• [Task to carry out]: Repeat each record exactly. Any picture gets left out.
--
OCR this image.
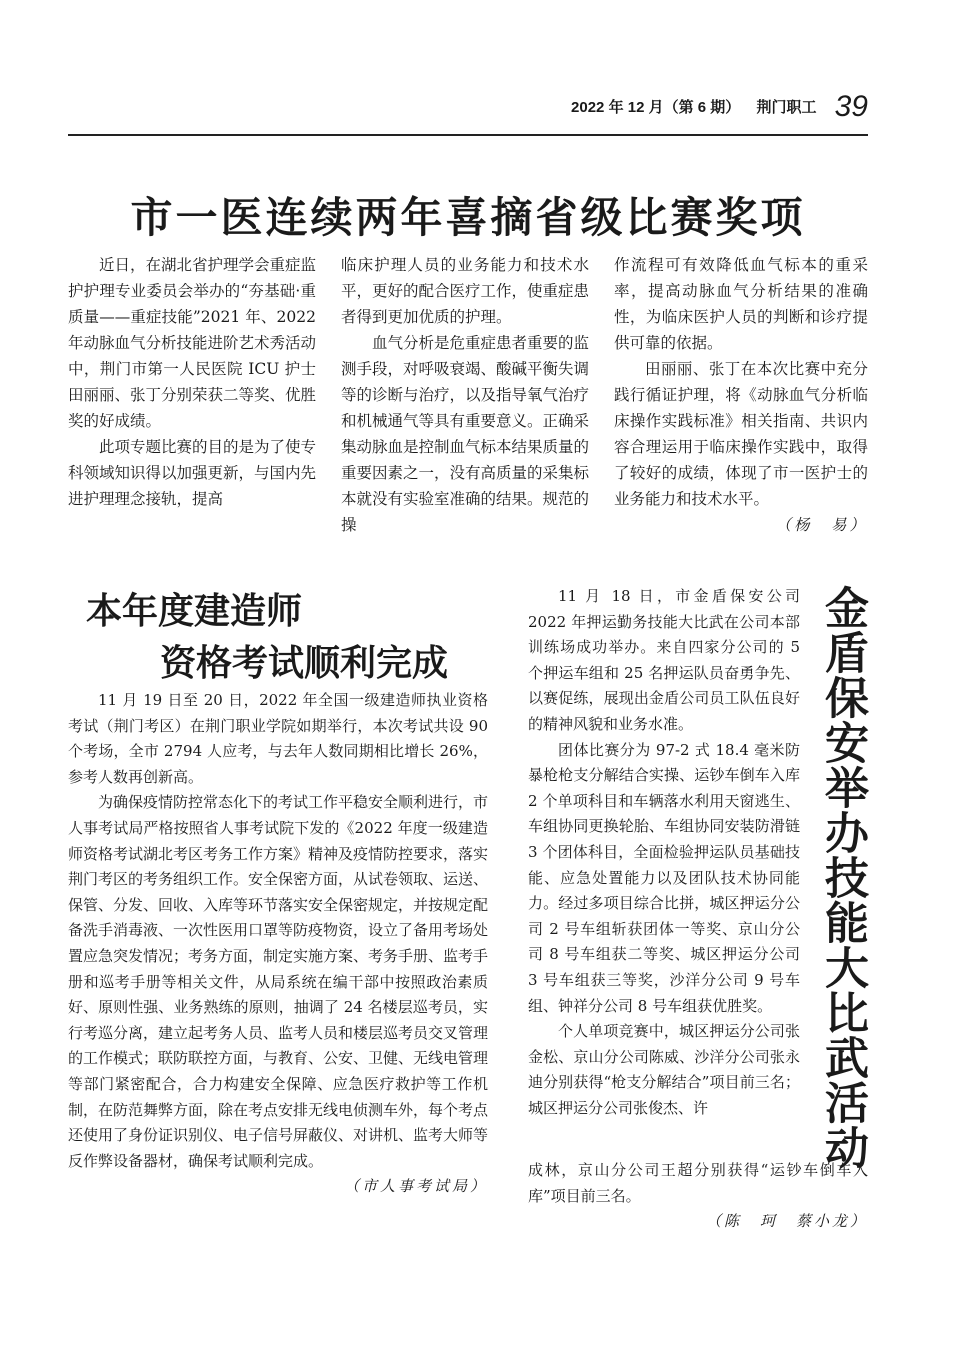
2022 年 12 月（第 6 期） 荆门职工 39
市一医连续两年喜摘省级比赛奖项

近日，在湖北省护理学会重症监护护理专业委员会举办的“夯基础·重质量——重症技能”2021 年、2022 年动脉血气分析技能进阶艺术秀活动中，荆门市第一人民医院 ICU 护士田丽丽、张丁分别荣获二等奖、优胜奖的好成绩。

此项专题比赛的目的是为了使专科领域知识得以加强更新，与国内先进护理理念接轨，提高

临床护理人员的业务能力和技术水平，更好的配合医疗工作，使重症患者得到更加优质的护理。

血气分析是危重症患者重要的监测手段，对呼吸衰竭、酸碱平衡失调等的诊断与治疗，以及指导氧气治疗和机械通气等具有重要意义。正确采集动脉血是控制血气标本结果质量的重要因素之一，没有高质量的采集标本就没有实验室准确的结果。规范的操

作流程可有效降低血气标本的重采率，提高动脉血气分析结果的准确性，为临床医护人员的判断和诊疗提供可靠的依据。

田丽丽、张丁在本次比赛中充分践行循证护理，将《动脉血气分析临床操作实践标准》相关指南、共识内容合理运用于临床操作实践中，取得了较好的成绩，体现了市一医护士的业务能力和技术水平。

（杨　易）
本年度建造师
资格考试顺利完成

11 月 19 日至 20 日，2022 年全国一级建造师执业资格考试（荆门考区）在荆门职业学院如期举行，本次考试共设 90 个考场，全市 2794 人应考，与去年人数同期相比增长 26%，参考人数再创新高。

为确保疫情防控常态化下的考试工作平稳安全顺利进行，市人事考试局严格按照省人事考试院下发的《2022 年度一级建造师资格考试湖北考区考务工作方案》精神及疫情防控要求，落实荆门考区的考务组织工作。安全保密方面，从试卷领取、运送、保管、分发、回收、入库等环节落实安全保密规定，并按规定配备洗手消毒液、一次性医用口罩等防疫物资，设立了备用考场处置应急突发情况；考务方面，制定实施方案、考务手册、监考手册和巡考手册等相关文件，从局系统在编干部中按照政治素质好、原则性强、业务熟练的原则，抽调了 24 名楼层巡考员，实行考巡分离，建立起考务人员、监考人员和楼层巡考员交叉管理的工作模式；联防联控方面，与教育、公安、卫健、无线电管理等部门紧密配合，合力构建安全保障、应急医疗救护等工作机制，在防范舞弊方面，除在考点安排无线电侦测车外，每个考点还使用了身份证识别仪、电子信号屏蔽仪、对讲机、监考大师等反作弊设备器材，确保考试顺利完成。

（市人事考试局）

11 月 18 日，市金盾保安公司 2022 年押运勤务技能大比武在公司本部训练场成功举办。来自四家分公司的 5 个押运车组和 25 名押运队员奋勇争先、以赛促练，展现出金盾公司员工队伍良好的精神风貌和业务水准。

团体比赛分为 97-2 式 18.4 毫米防暴枪枪支分解结合实操、运钞车倒车入库 2 个单项科目和车辆落水利用天窗逃生、车组协同更换轮胎、车组协同安装防滑链 3 个团体科目，全面检验押运队员基础技能、应急处置能力以及团队技术协同能力。经过多项目综合比拼，城区押运分公司 2 号车组斩获团体一等奖、京山分公司 8 号车组获二等奖、城区押运分公司 3 号车组获三等奖，沙洋分公司 9 号车组、钟祥分公司 8 号车组获优胜奖。

个人单项竞赛中，城区押运分公司张金松、京山分公司陈威、沙洋分公司张永迪分别获得“枪支分解结合”项目前三名；城区押运分公司张俊杰、许

成林，京山分公司王超分别获得“运钞车倒车入库”项目前三名。

（陈　珂　蔡小龙）
金盾保安举办技能大比武活动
--
• [Final answer]:
OCR this image.
2022 年 12 月（第 6 期） 荆门职工 39
市一医连续两年喜摘省级比赛奖项

近日，在湖北省护理学会重症监护护理专业委员会举办的“夯基础·重质量——重症技能”2021 年、2022 年动脉血气分析技能进阶艺术秀活动中，荆门市第一人民医院 ICU 护士田丽丽、张丁分别荣获二等奖、优胜奖的好成绩。

此项专题比赛的目的是为了使专科领域知识得以加强更新，与国内先进护理理念接轨，提高

临床护理人员的业务能力和技术水平，更好的配合医疗工作，使重症患者得到更加优质的护理。

血气分析是危重症患者重要的监测手段，对呼吸衰竭、酸碱平衡失调等的诊断与治疗，以及指导氧气治疗和机械通气等具有重要意义。正确采集动脉血是控制血气标本结果质量的重要因素之一，没有高质量的采集标本就没有实验室准确的结果。规范的操

作流程可有效降低血气标本的重采率，提高动脉血气分析结果的准确性，为临床医护人员的判断和诊疗提供可靠的依据。

田丽丽、张丁在本次比赛中充分践行循证护理，将《动脉血气分析临床操作实践标准》相关指南、共识内容合理运用于临床操作实践中，取得了较好的成绩，体现了市一医护士的业务能力和技术水平。

（杨　易）
本年度建造师
资格考试顺利完成

11 月 19 日至 20 日，2022 年全国一级建造师执业资格考试（荆门考区）在荆门职业学院如期举行，本次考试共设 90 个考场，全市 2794 人应考，与去年人数同期相比增长 26%，参考人数再创新高。

为确保疫情防控常态化下的考试工作平稳安全顺利进行，市人事考试局严格按照省人事考试院下发的《2022 年度一级建造师资格考试湖北考区考务工作方案》精神及疫情防控要求，落实荆门考区的考务组织工作。安全保密方面，从试卷领取、运送、保管、分发、回收、入库等环节落实安全保密规定，并按规定配备洗手消毒液、一次性医用口罩等防疫物资，设立了备用考场处置应急突发情况；考务方面，制定实施方案、考务手册、监考手册和巡考手册等相关文件，从局系统在编干部中按照政治素质好、原则性强、业务熟练的原则，抽调了 24 名楼层巡考员，实行考巡分离，建立起考务人员、监考人员和楼层巡考员交叉管理的工作模式；联防联控方面，与教育、公安、卫健、无线电管理等部门紧密配合，合力构建安全保障、应急医疗救护等工作机制，在防范舞弊方面，除在考点安排无线电侦测车外，每个考点还使用了身份证识别仪、电子信号屏蔽仪、对讲机、监考大师等反作弊设备器材，确保考试顺利完成。

（市人事考试局）

11 月 18 日，市金盾保安公司 2022 年押运勤务技能大比武在公司本部训练场成功举办。来自四家分公司的 5 个押运车组和 25 名押运队员奋勇争先、以赛促练，展现出金盾公司员工队伍良好的精神风貌和业务水准。

团体比赛分为 97-2 式 18.4 毫米防暴枪枪支分解结合实操、运钞车倒车入库 2 个单项科目和车辆落水利用天窗逃生、车组协同更换轮胎、车组协同安装防滑链 3 个团体科目，全面检验押运队员基础技能、应急处置能力以及团队技术协同能力。经过多项目综合比拼，城区押运分公司 2 号车组斩获团体一等奖、京山分公司 8 号车组获二等奖、城区押运分公司 3 号车组获三等奖，沙洋分公司 9 号车组、钟祥分公司 8 号车组获优胜奖。

个人单项竞赛中，城区押运分公司张金松、京山分公司陈威、沙洋分公司张永迪分别获得“枪支分解结合”项目前三名；城区押运分公司张俊杰、许

成林，京山分公司王超分别获得“运钞车倒车入库”项目前三名。

（陈　珂　蔡小龙）
金盾保安举办技能大比武活动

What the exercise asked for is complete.